JOB ::
Repeat the full listing, word for word.

Figure content listings:
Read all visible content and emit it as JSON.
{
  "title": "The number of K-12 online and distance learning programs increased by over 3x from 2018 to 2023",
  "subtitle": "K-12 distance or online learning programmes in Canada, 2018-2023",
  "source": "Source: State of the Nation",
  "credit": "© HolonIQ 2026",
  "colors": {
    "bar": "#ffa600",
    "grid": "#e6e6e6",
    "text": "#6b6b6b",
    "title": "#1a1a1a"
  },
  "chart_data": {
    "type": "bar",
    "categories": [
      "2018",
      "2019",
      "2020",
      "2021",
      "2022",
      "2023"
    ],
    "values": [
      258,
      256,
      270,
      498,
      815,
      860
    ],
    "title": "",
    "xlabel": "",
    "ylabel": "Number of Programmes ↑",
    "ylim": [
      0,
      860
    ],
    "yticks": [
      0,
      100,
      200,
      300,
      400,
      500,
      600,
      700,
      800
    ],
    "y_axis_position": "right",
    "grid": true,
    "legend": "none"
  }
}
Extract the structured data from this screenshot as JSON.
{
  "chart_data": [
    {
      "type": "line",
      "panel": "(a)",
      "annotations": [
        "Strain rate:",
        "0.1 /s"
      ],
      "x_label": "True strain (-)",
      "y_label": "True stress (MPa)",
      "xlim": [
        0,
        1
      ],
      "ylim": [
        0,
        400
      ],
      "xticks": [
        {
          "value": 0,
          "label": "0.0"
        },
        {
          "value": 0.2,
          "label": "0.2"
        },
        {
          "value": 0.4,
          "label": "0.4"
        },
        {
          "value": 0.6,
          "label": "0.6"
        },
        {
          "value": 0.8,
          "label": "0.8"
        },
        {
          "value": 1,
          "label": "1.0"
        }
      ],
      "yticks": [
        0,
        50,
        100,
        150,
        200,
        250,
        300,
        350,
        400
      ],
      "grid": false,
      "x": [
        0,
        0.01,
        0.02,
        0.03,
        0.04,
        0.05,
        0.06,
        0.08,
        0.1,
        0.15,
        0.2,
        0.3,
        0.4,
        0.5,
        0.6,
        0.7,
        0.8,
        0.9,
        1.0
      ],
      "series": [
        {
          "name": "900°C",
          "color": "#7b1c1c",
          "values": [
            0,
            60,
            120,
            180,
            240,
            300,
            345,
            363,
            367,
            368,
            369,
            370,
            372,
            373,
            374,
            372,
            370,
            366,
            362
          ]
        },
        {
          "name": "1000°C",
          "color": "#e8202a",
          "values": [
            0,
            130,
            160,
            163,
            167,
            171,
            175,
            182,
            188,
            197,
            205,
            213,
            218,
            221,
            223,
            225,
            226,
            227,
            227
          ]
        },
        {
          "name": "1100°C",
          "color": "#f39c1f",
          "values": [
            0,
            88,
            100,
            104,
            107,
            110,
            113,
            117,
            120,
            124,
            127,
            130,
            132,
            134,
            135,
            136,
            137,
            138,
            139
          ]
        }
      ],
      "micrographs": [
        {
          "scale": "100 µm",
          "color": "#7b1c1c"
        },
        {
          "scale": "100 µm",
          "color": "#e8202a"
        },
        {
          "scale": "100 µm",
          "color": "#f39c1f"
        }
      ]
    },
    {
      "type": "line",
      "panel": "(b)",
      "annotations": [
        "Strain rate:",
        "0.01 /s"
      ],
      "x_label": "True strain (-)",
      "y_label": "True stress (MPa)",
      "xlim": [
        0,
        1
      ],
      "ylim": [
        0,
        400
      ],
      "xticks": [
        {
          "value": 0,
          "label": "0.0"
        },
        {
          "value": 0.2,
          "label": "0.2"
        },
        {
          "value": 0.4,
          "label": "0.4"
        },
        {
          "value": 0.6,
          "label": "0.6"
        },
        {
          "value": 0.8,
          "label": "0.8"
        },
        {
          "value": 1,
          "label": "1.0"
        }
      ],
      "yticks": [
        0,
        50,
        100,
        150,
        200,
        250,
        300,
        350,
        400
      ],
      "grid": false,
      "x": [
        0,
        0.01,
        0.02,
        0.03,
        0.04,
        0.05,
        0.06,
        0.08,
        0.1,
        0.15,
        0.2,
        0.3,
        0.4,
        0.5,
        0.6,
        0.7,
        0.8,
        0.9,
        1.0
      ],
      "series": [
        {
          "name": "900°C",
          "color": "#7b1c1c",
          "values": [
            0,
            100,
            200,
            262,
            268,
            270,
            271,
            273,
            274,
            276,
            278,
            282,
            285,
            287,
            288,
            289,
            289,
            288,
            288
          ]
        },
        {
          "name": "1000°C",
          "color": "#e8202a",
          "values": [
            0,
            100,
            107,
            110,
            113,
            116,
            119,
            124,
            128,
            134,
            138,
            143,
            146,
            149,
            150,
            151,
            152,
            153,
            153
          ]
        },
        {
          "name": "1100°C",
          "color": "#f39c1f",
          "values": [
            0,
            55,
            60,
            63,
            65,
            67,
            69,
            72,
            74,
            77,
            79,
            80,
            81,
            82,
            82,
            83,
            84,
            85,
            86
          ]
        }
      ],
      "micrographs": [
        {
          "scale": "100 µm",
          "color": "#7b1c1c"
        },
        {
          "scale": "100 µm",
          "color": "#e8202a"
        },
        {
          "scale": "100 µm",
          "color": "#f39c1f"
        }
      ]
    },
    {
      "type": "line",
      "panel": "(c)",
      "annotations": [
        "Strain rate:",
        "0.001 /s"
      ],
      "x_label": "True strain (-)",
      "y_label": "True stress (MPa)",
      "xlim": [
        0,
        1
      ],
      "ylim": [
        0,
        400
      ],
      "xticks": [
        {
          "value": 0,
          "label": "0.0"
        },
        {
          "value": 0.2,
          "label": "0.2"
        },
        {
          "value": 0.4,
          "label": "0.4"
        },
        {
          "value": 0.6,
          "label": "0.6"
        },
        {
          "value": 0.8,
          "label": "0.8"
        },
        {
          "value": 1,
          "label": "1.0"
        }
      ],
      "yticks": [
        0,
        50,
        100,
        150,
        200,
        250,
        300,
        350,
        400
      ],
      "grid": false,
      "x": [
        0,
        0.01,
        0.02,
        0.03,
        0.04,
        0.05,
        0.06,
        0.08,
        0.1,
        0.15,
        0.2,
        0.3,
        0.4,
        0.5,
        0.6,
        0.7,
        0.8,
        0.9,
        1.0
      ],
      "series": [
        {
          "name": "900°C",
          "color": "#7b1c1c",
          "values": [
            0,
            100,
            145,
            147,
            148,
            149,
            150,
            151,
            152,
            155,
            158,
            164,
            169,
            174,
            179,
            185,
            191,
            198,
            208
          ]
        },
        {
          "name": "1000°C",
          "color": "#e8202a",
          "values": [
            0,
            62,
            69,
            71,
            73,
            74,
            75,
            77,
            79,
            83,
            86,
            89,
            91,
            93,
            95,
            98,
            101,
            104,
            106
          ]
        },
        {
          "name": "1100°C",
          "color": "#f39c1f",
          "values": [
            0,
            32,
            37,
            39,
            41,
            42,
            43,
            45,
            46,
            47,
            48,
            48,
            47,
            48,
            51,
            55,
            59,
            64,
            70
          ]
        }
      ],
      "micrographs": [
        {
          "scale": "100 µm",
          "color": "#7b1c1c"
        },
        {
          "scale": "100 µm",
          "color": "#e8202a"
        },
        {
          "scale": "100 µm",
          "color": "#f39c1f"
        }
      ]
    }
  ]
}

FULL ANSWER ::
Read all visible content and emit it as JSON.
{
  "title": "The number of K-12 online and distance learning programs increased by over 3x from 2018 to 2023",
  "subtitle": "K-12 distance or online learning programmes in Canada, 2018-2023",
  "source": "Source: State of the Nation",
  "credit": "© HolonIQ 2026",
  "colors": {
    "bar": "#ffa600",
    "grid": "#e6e6e6",
    "text": "#6b6b6b",
    "title": "#1a1a1a"
  },
  "chart_data": {
    "type": "bar",
    "categories": [
      "2018",
      "2019",
      "2020",
      "2021",
      "2022",
      "2023"
    ],
    "values": [
      258,
      256,
      270,
      498,
      815,
      860
    ],
    "title": "",
    "xlabel": "",
    "ylabel": "Number of Programmes ↑",
    "ylim": [
      0,
      860
    ],
    "yticks": [
      0,
      100,
      200,
      300,
      400,
      500,
      600,
      700,
      800
    ],
    "y_axis_position": "right",
    "grid": true,
    "legend": "none"
  }
}
Extract the structured data from this screenshot as JSON.
{
  "chart_data": [
    {
      "type": "line",
      "panel": "(a)",
      "annotations": [
        "Strain rate:",
        "0.1 /s"
      ],
      "x_label": "True strain (-)",
      "y_label": "True stress (MPa)",
      "xlim": [
        0,
        1
      ],
      "ylim": [
        0,
        400
      ],
      "xticks": [
        {
          "value": 0,
          "label": "0.0"
        },
        {
          "value": 0.2,
          "label": "0.2"
        },
        {
          "value": 0.4,
          "label": "0.4"
        },
        {
          "value": 0.6,
          "label": "0.6"
        },
        {
          "value": 0.8,
          "label": "0.8"
        },
        {
          "value": 1,
          "label": "1.0"
        }
      ],
      "yticks": [
        0,
        50,
        100,
        150,
        200,
        250,
        300,
        350,
        400
      ],
      "grid": false,
      "x": [
        0,
        0.01,
        0.02,
        0.03,
        0.04,
        0.05,
        0.06,
        0.08,
        0.1,
        0.15,
        0.2,
        0.3,
        0.4,
        0.5,
        0.6,
        0.7,
        0.8,
        0.9,
        1.0
      ],
      "series": [
        {
          "name": "900°C",
          "color": "#7b1c1c",
          "values": [
            0,
            60,
            120,
            180,
            240,
            300,
            345,
            363,
            367,
            368,
            369,
            370,
            372,
            373,
            374,
            372,
            370,
            366,
            362
          ]
        },
        {
          "name": "1000°C",
          "color": "#e8202a",
          "values": [
            0,
            130,
            160,
            163,
            167,
            171,
            175,
            182,
            188,
            197,
            205,
            213,
            218,
            221,
            223,
            225,
            226,
            227,
            227
          ]
        },
        {
          "name": "1100°C",
          "color": "#f39c1f",
          "values": [
            0,
            88,
            100,
            104,
            107,
            110,
            113,
            117,
            120,
            124,
            127,
            130,
            132,
            134,
            135,
            136,
            137,
            138,
            139
          ]
        }
      ],
      "micrographs": [
        {
          "scale": "100 µm",
          "color": "#7b1c1c"
        },
        {
          "scale": "100 µm",
          "color": "#e8202a"
        },
        {
          "scale": "100 µm",
          "color": "#f39c1f"
        }
      ]
    },
    {
      "type": "line",
      "panel": "(b)",
      "annotations": [
        "Strain rate:",
        "0.01 /s"
      ],
      "x_label": "True strain (-)",
      "y_label": "True stress (MPa)",
      "xlim": [
        0,
        1
      ],
      "ylim": [
        0,
        400
      ],
      "xticks": [
        {
          "value": 0,
          "label": "0.0"
        },
        {
          "value": 0.2,
          "label": "0.2"
        },
        {
          "value": 0.4,
          "label": "0.4"
        },
        {
          "value": 0.6,
          "label": "0.6"
        },
        {
          "value": 0.8,
          "label": "0.8"
        },
        {
          "value": 1,
          "label": "1.0"
        }
      ],
      "yticks": [
        0,
        50,
        100,
        150,
        200,
        250,
        300,
        350,
        400
      ],
      "grid": false,
      "x": [
        0,
        0.01,
        0.02,
        0.03,
        0.04,
        0.05,
        0.06,
        0.08,
        0.1,
        0.15,
        0.2,
        0.3,
        0.4,
        0.5,
        0.6,
        0.7,
        0.8,
        0.9,
        1.0
      ],
      "series": [
        {
          "name": "900°C",
          "color": "#7b1c1c",
          "values": [
            0,
            100,
            200,
            262,
            268,
            270,
            271,
            273,
            274,
            276,
            278,
            282,
            285,
            287,
            288,
            289,
            289,
            288,
            288
          ]
        },
        {
          "name": "1000°C",
          "color": "#e8202a",
          "values": [
            0,
            100,
            107,
            110,
            113,
            116,
            119,
            124,
            128,
            134,
            138,
            143,
            146,
            149,
            150,
            151,
            152,
            153,
            153
          ]
        },
        {
          "name": "1100°C",
          "color": "#f39c1f",
          "values": [
            0,
            55,
            60,
            63,
            65,
            67,
            69,
            72,
            74,
            77,
            79,
            80,
            81,
            82,
            82,
            83,
            84,
            85,
            86
          ]
        }
      ],
      "micrographs": [
        {
          "scale": "100 µm",
          "color": "#7b1c1c"
        },
        {
          "scale": "100 µm",
          "color": "#e8202a"
        },
        {
          "scale": "100 µm",
          "color": "#f39c1f"
        }
      ]
    },
    {
      "type": "line",
      "panel": "(c)",
      "annotations": [
        "Strain rate:",
        "0.001 /s"
      ],
      "x_label": "True strain (-)",
      "y_label": "True stress (MPa)",
      "xlim": [
        0,
        1
      ],
      "ylim": [
        0,
        400
      ],
      "xticks": [
        {
          "value": 0,
          "label": "0.0"
        },
        {
          "value": 0.2,
          "label": "0.2"
        },
        {
          "value": 0.4,
          "label": "0.4"
        },
        {
          "value": 0.6,
          "label": "0.6"
        },
        {
          "value": 0.8,
          "label": "0.8"
        },
        {
          "value": 1,
          "label": "1.0"
        }
      ],
      "yticks": [
        0,
        50,
        100,
        150,
        200,
        250,
        300,
        350,
        400
      ],
      "grid": false,
      "x": [
        0,
        0.01,
        0.02,
        0.03,
        0.04,
        0.05,
        0.06,
        0.08,
        0.1,
        0.15,
        0.2,
        0.3,
        0.4,
        0.5,
        0.6,
        0.7,
        0.8,
        0.9,
        1.0
      ],
      "series": [
        {
          "name": "900°C",
          "color": "#7b1c1c",
          "values": [
            0,
            100,
            145,
            147,
            148,
            149,
            150,
            151,
            152,
            155,
            158,
            164,
            169,
            174,
            179,
            185,
            191,
            198,
            208
          ]
        },
        {
          "name": "1000°C",
          "color": "#e8202a",
          "values": [
            0,
            62,
            69,
            71,
            73,
            74,
            75,
            77,
            79,
            83,
            86,
            89,
            91,
            93,
            95,
            98,
            101,
            104,
            106
          ]
        },
        {
          "name": "1100°C",
          "color": "#f39c1f",
          "values": [
            0,
            32,
            37,
            39,
            41,
            42,
            43,
            45,
            46,
            47,
            48,
            48,
            47,
            48,
            51,
            55,
            59,
            64,
            70
          ]
        }
      ],
      "micrographs": [
        {
          "scale": "100 µm",
          "color": "#7b1c1c"
        },
        {
          "scale": "100 µm",
          "color": "#e8202a"
        },
        {
          "scale": "100 µm",
          "color": "#f39c1f"
        }
      ]
    }
  ]
}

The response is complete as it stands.